Figure content listings →
━━━━━━━━━━

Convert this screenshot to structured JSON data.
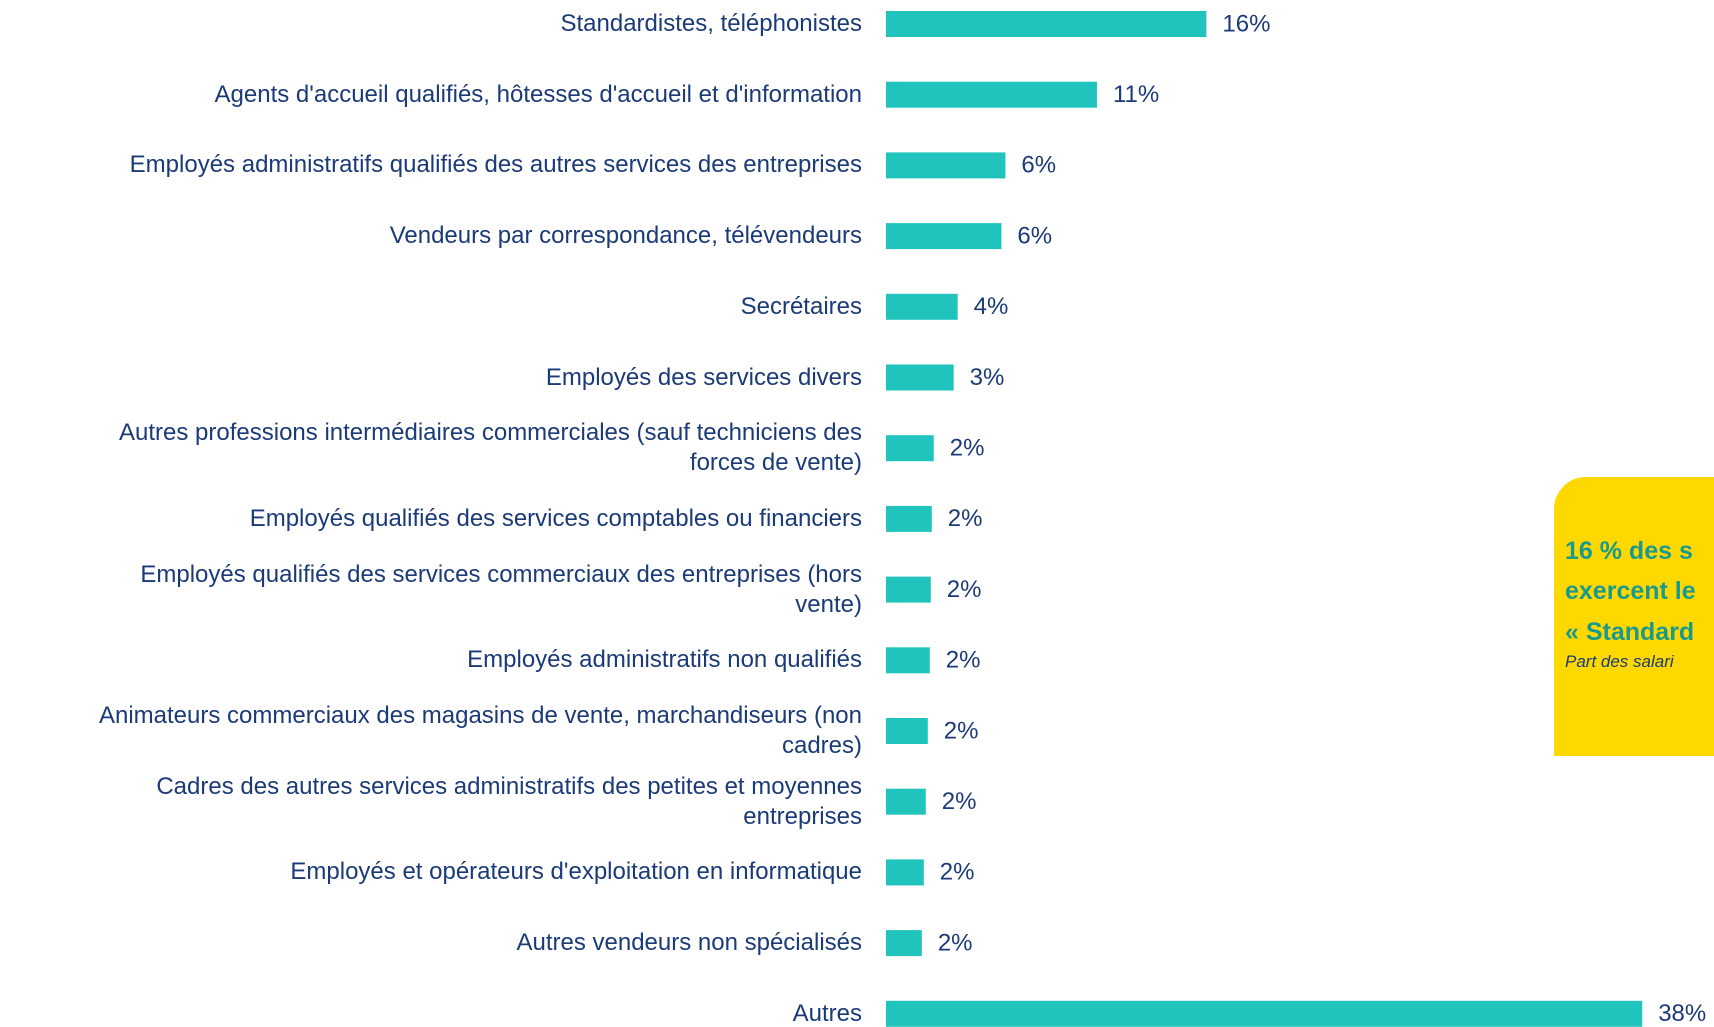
{
  "chart_data": {
    "type": "barh",
    "categories": [
      "Standardistes, téléphonistes",
      "Agents d'accueil qualifiés, hôtesses d'accueil et d'information",
      "Employés administratifs qualifiés des autres services des entreprises",
      "Vendeurs par correspondance, télévendeurs",
      "Secrétaires",
      "Employés des services divers",
      "Autres professions intermédiaires commerciales (sauf techniciens des\nforces de vente)",
      "Employés qualifiés des services comptables ou financiers",
      "Employés qualifiés des services commerciaux des entreprises (hors\nvente)",
      "Employés administratifs non qualifiés",
      "Animateurs commerciaux des magasins de vente, marchandiseurs (non\ncadres)",
      "Cadres des autres services administratifs des petites et moyennes\nentreprises",
      "Employés et opérateurs d'exploitation en informatique",
      "Autres vendeurs non spécialisés",
      "Autres"
    ],
    "values": [
      16.1,
      10.6,
      6.0,
      5.8,
      3.6,
      3.4,
      2.4,
      2.3,
      2.25,
      2.2,
      2.1,
      2.0,
      1.9,
      1.8,
      38.0
    ],
    "value_labels": [
      "16%",
      "11%",
      "6%",
      "6%",
      "4%",
      "3%",
      "2%",
      "2%",
      "2%",
      "2%",
      "2%",
      "2%",
      "2%",
      "2%",
      "38%"
    ],
    "color": "#20c4bc"
  },
  "callout": {
    "lines": [
      "16 % des s",
      "exercent le",
      "« Standard"
    ],
    "note": "Part des salari"
  }
}
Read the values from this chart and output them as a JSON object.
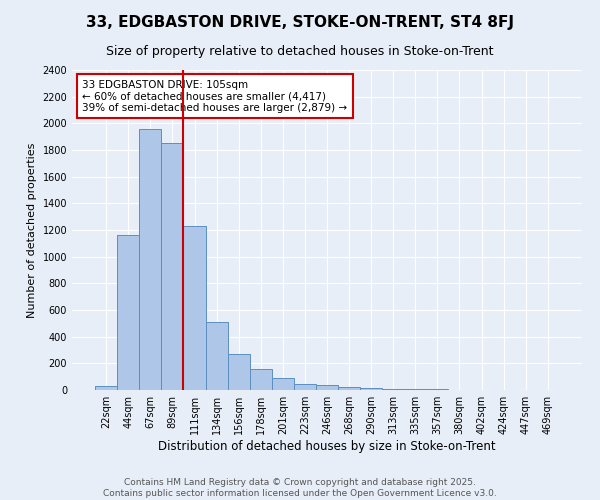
{
  "title1": "33, EDGBASTON DRIVE, STOKE-ON-TRENT, ST4 8FJ",
  "title2": "Size of property relative to detached houses in Stoke-on-Trent",
  "xlabel": "Distribution of detached houses by size in Stoke-on-Trent",
  "ylabel": "Number of detached properties",
  "categories": [
    "22sqm",
    "44sqm",
    "67sqm",
    "89sqm",
    "111sqm",
    "134sqm",
    "156sqm",
    "178sqm",
    "201sqm",
    "223sqm",
    "246sqm",
    "268sqm",
    "290sqm",
    "313sqm",
    "335sqm",
    "357sqm",
    "380sqm",
    "402sqm",
    "424sqm",
    "447sqm",
    "469sqm"
  ],
  "values": [
    30,
    1160,
    1960,
    1850,
    1230,
    510,
    270,
    155,
    90,
    48,
    40,
    22,
    15,
    10,
    5,
    5,
    3,
    3,
    2,
    2,
    2
  ],
  "bar_color": "#aec6e8",
  "bar_edge_color": "#5a8fc0",
  "background_color": "#e8eef7",
  "grid_color": "#ffffff",
  "annotation_text_line1": "33 EDGBASTON DRIVE: 105sqm",
  "annotation_text_line2": "← 60% of detached houses are smaller (4,417)",
  "annotation_text_line3": "39% of semi-detached houses are larger (2,879) →",
  "annotation_box_color": "#ffffff",
  "annotation_box_edge": "#cc0000",
  "vline_color": "#cc0000",
  "vline_x": 3.5,
  "ylim": [
    0,
    2400
  ],
  "yticks": [
    0,
    200,
    400,
    600,
    800,
    1000,
    1200,
    1400,
    1600,
    1800,
    2000,
    2200,
    2400
  ],
  "footer1": "Contains HM Land Registry data © Crown copyright and database right 2025.",
  "footer2": "Contains public sector information licensed under the Open Government Licence v3.0.",
  "title1_fontsize": 11,
  "title2_fontsize": 9,
  "tick_fontsize": 7,
  "ylabel_fontsize": 8,
  "xlabel_fontsize": 8.5,
  "footer_fontsize": 6.5,
  "annotation_fontsize": 7.5
}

━━━━━━━━━━

Exercise instructions → Reproduce every record word for word. The copy must contain no pictures.

Exercise result →
Convert this screenshot to structured JSON data.
{
  "chart_data": {
    "type": "barh",
    "categories": [
      "Standardistes, téléphonistes",
      "Agents d'accueil qualifiés, hôtesses d'accueil et d'information",
      "Employés administratifs qualifiés des autres services des entreprises",
      "Vendeurs par correspondance, télévendeurs",
      "Secrétaires",
      "Employés des services divers",
      "Autres professions intermédiaires commerciales (sauf techniciens des\nforces de vente)",
      "Employés qualifiés des services comptables ou financiers",
      "Employés qualifiés des services commerciaux des entreprises (hors\nvente)",
      "Employés administratifs non qualifiés",
      "Animateurs commerciaux des magasins de vente, marchandiseurs (non\ncadres)",
      "Cadres des autres services administratifs des petites et moyennes\nentreprises",
      "Employés et opérateurs d'exploitation en informatique",
      "Autres vendeurs non spécialisés",
      "Autres"
    ],
    "values": [
      16.1,
      10.6,
      6.0,
      5.8,
      3.6,
      3.4,
      2.4,
      2.3,
      2.25,
      2.2,
      2.1,
      2.0,
      1.9,
      1.8,
      38.0
    ],
    "value_labels": [
      "16%",
      "11%",
      "6%",
      "6%",
      "4%",
      "3%",
      "2%",
      "2%",
      "2%",
      "2%",
      "2%",
      "2%",
      "2%",
      "2%",
      "38%"
    ],
    "color": "#20c4bc"
  },
  "callout": {
    "lines": [
      "16 % des s",
      "exercent le",
      "« Standard"
    ],
    "note": "Part des salari"
  }
}
Read the values from this chart and output them as a JSON object.
{
  "title1": "33, EDGBASTON DRIVE, STOKE-ON-TRENT, ST4 8FJ",
  "title2": "Size of property relative to detached houses in Stoke-on-Trent",
  "xlabel": "Distribution of detached houses by size in Stoke-on-Trent",
  "ylabel": "Number of detached properties",
  "categories": [
    "22sqm",
    "44sqm",
    "67sqm",
    "89sqm",
    "111sqm",
    "134sqm",
    "156sqm",
    "178sqm",
    "201sqm",
    "223sqm",
    "246sqm",
    "268sqm",
    "290sqm",
    "313sqm",
    "335sqm",
    "357sqm",
    "380sqm",
    "402sqm",
    "424sqm",
    "447sqm",
    "469sqm"
  ],
  "values": [
    30,
    1160,
    1960,
    1850,
    1230,
    510,
    270,
    155,
    90,
    48,
    40,
    22,
    15,
    10,
    5,
    5,
    3,
    3,
    2,
    2,
    2
  ],
  "bar_color": "#aec6e8",
  "bar_edge_color": "#5a8fc0",
  "background_color": "#e8eef7",
  "grid_color": "#ffffff",
  "annotation_text_line1": "33 EDGBASTON DRIVE: 105sqm",
  "annotation_text_line2": "← 60% of detached houses are smaller (4,417)",
  "annotation_text_line3": "39% of semi-detached houses are larger (2,879) →",
  "annotation_box_color": "#ffffff",
  "annotation_box_edge": "#cc0000",
  "vline_color": "#cc0000",
  "vline_x": 3.5,
  "ylim": [
    0,
    2400
  ],
  "yticks": [
    0,
    200,
    400,
    600,
    800,
    1000,
    1200,
    1400,
    1600,
    1800,
    2000,
    2200,
    2400
  ],
  "footer1": "Contains HM Land Registry data © Crown copyright and database right 2025.",
  "footer2": "Contains public sector information licensed under the Open Government Licence v3.0.",
  "title1_fontsize": 11,
  "title2_fontsize": 9,
  "tick_fontsize": 7,
  "ylabel_fontsize": 8,
  "xlabel_fontsize": 8.5,
  "footer_fontsize": 6.5,
  "annotation_fontsize": 7.5
}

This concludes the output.